Objective: Exactly reproduce each record listed below.

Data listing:
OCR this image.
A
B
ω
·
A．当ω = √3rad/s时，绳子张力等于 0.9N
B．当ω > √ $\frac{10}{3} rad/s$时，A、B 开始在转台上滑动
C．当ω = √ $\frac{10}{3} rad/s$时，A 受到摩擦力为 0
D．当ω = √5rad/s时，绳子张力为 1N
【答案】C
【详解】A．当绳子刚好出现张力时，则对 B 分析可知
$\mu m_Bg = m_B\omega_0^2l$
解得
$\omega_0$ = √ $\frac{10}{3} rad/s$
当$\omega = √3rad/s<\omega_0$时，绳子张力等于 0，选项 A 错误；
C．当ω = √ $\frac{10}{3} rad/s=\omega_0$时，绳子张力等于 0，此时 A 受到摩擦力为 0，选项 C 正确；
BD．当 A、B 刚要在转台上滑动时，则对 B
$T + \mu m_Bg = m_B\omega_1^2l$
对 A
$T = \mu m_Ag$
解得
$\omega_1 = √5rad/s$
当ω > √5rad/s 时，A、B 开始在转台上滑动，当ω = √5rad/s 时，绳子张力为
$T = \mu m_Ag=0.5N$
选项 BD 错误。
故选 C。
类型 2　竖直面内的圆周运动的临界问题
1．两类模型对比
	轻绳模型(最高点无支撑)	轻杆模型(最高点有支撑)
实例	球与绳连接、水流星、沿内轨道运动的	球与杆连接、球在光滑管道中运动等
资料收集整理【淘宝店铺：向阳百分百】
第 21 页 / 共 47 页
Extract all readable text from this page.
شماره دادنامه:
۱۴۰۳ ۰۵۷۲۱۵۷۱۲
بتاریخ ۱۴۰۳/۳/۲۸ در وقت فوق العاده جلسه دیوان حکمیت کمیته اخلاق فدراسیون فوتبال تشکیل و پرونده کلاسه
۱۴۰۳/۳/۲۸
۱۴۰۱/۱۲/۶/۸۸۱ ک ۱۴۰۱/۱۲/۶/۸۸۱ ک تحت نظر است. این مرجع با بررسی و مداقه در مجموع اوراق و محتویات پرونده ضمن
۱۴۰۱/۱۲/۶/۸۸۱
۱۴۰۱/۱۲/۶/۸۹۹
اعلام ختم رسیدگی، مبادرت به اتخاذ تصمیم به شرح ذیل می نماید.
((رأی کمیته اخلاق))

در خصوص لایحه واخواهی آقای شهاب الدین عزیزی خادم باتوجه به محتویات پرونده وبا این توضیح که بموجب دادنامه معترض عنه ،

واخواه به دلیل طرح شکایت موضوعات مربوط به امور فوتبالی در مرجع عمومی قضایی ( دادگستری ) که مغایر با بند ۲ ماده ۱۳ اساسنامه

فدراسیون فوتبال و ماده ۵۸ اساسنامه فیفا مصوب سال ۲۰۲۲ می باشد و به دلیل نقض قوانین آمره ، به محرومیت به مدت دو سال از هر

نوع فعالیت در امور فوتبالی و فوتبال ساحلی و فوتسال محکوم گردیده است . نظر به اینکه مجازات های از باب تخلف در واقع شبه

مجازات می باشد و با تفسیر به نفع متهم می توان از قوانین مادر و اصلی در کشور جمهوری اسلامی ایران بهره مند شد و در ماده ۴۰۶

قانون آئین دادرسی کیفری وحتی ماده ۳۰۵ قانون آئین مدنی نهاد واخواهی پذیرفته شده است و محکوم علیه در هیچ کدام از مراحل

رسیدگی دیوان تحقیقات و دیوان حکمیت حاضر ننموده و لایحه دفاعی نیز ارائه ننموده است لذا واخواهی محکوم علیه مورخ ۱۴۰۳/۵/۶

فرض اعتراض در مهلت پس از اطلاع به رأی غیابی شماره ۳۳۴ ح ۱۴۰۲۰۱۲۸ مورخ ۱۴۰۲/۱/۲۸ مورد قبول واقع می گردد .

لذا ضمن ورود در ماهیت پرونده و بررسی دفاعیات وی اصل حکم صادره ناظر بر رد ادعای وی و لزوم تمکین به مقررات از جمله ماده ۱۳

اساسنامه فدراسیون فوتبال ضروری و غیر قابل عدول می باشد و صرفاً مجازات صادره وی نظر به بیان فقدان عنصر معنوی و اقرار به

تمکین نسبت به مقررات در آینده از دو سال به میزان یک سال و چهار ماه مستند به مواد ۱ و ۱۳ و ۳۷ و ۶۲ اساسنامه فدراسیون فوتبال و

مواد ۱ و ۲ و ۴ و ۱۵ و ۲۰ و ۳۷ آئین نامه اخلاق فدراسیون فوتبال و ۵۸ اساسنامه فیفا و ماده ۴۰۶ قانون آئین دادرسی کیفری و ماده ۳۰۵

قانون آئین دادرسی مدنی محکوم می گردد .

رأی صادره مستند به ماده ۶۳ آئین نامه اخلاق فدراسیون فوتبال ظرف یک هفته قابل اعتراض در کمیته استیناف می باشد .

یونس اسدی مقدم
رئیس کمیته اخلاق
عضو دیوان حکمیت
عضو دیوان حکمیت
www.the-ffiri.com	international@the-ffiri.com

Answer to this exercise:
OCR this image.
A
B
ω
·
A．当ω = √3rad/s时，绳子张力等于 0.9N
B．当ω > √ $\frac{10}{3} rad/s$时，A、B 开始在转台上滑动
C．当ω = √ $\frac{10}{3} rad/s$时，A 受到摩擦力为 0
D．当ω = √5rad/s时，绳子张力为 1N
【答案】C
【详解】A．当绳子刚好出现张力时，则对 B 分析可知
$\mu m_Bg = m_B\omega_0^2l$
解得
$\omega_0$ = √ $\frac{10}{3} rad/s$
当$\omega = √3rad/s<\omega_0$时，绳子张力等于 0，选项 A 错误；
C．当ω = √ $\frac{10}{3} rad/s=\omega_0$时，绳子张力等于 0，此时 A 受到摩擦力为 0，选项 C 正确；
BD．当 A、B 刚要在转台上滑动时，则对 B
$T + \mu m_Bg = m_B\omega_1^2l$
对 A
$T = \mu m_Ag$
解得
$\omega_1 = √5rad/s$
当ω > √5rad/s 时，A、B 开始在转台上滑动，当ω = √5rad/s 时，绳子张力为
$T = \mu m_Ag=0.5N$
选项 BD 错误。
故选 C。
类型 2　竖直面内的圆周运动的临界问题
1．两类模型对比
	轻绳模型(最高点无支撑)	轻杆模型(最高点有支撑)
实例	球与绳连接、水流星、沿内轨道运动的	球与杆连接、球在光滑管道中运动等
资料收集整理【淘宝店铺：向阳百分百】
第 21 页 / 共 47 页
Extract all readable text from this page.
شماره دادنامه:
۱۴۰۳ ۰۵۷۲۱۵۷۱۲
بتاریخ ۱۴۰۳/۳/۲۸ در وقت فوق العاده جلسه دیوان حکمیت کمیته اخلاق فدراسیون فوتبال تشکیل و پرونده کلاسه
۱۴۰۳/۳/۲۸
۱۴۰۱/۱۲/۶/۸۸۱ ک ۱۴۰۱/۱۲/۶/۸۸۱ ک تحت نظر است. این مرجع با بررسی و مداقه در مجموع اوراق و محتویات پرونده ضمن
۱۴۰۱/۱۲/۶/۸۸۱
۱۴۰۱/۱۲/۶/۸۹۹
اعلام ختم رسیدگی، مبادرت به اتخاذ تصمیم به شرح ذیل می نماید.
((رأی کمیته اخلاق))

در خصوص لایحه واخواهی آقای شهاب الدین عزیزی خادم باتوجه به محتویات پرونده وبا این توضیح که بموجب دادنامه معترض عنه ،

واخواه به دلیل طرح شکایت موضوعات مربوط به امور فوتبالی در مرجع عمومی قضایی ( دادگستری ) که مغایر با بند ۲ ماده ۱۳ اساسنامه

فدراسیون فوتبال و ماده ۵۸ اساسنامه فیفا مصوب سال ۲۰۲۲ می باشد و به دلیل نقض قوانین آمره ، به محرومیت به مدت دو سال از هر

نوع فعالیت در امور فوتبالی و فوتبال ساحلی و فوتسال محکوم گردیده است . نظر به اینکه مجازات های از باب تخلف در واقع شبه

مجازات می باشد و با تفسیر به نفع متهم می توان از قوانین مادر و اصلی در کشور جمهوری اسلامی ایران بهره مند شد و در ماده ۴۰۶

قانون آئین دادرسی کیفری وحتی ماده ۳۰۵ قانون آئین مدنی نهاد واخواهی پذیرفته شده است و محکوم علیه در هیچ کدام از مراحل

رسیدگی دیوان تحقیقات و دیوان حکمیت حاضر ننموده و لایحه دفاعی نیز ارائه ننموده است لذا واخواهی محکوم علیه مورخ ۱۴۰۳/۵/۶

فرض اعتراض در مهلت پس از اطلاع به رأی غیابی شماره ۳۳۴ ح ۱۴۰۲۰۱۲۸ مورخ ۱۴۰۲/۱/۲۸ مورد قبول واقع می گردد .

لذا ضمن ورود در ماهیت پرونده و بررسی دفاعیات وی اصل حکم صادره ناظر بر رد ادعای وی و لزوم تمکین به مقررات از جمله ماده ۱۳

اساسنامه فدراسیون فوتبال ضروری و غیر قابل عدول می باشد و صرفاً مجازات صادره وی نظر به بیان فقدان عنصر معنوی و اقرار به

تمکین نسبت به مقررات در آینده از دو سال به میزان یک سال و چهار ماه مستند به مواد ۱ و ۱۳ و ۳۷ و ۶۲ اساسنامه فدراسیون فوتبال و

مواد ۱ و ۲ و ۴ و ۱۵ و ۲۰ و ۳۷ آئین نامه اخلاق فدراسیون فوتبال و ۵۸ اساسنامه فیفا و ماده ۴۰۶ قانون آئین دادرسی کیفری و ماده ۳۰۵

قانون آئین دادرسی مدنی محکوم می گردد .

رأی صادره مستند به ماده ۶۳ آئین نامه اخلاق فدراسیون فوتبال ظرف یک هفته قابل اعتراض در کمیته استیناف می باشد .

یونس اسدی مقدم
رئیس کمیته اخلاق
عضو دیوان حکمیت
عضو دیوان حکمیت
www.the-ffiri.com	international@the-ffiri.com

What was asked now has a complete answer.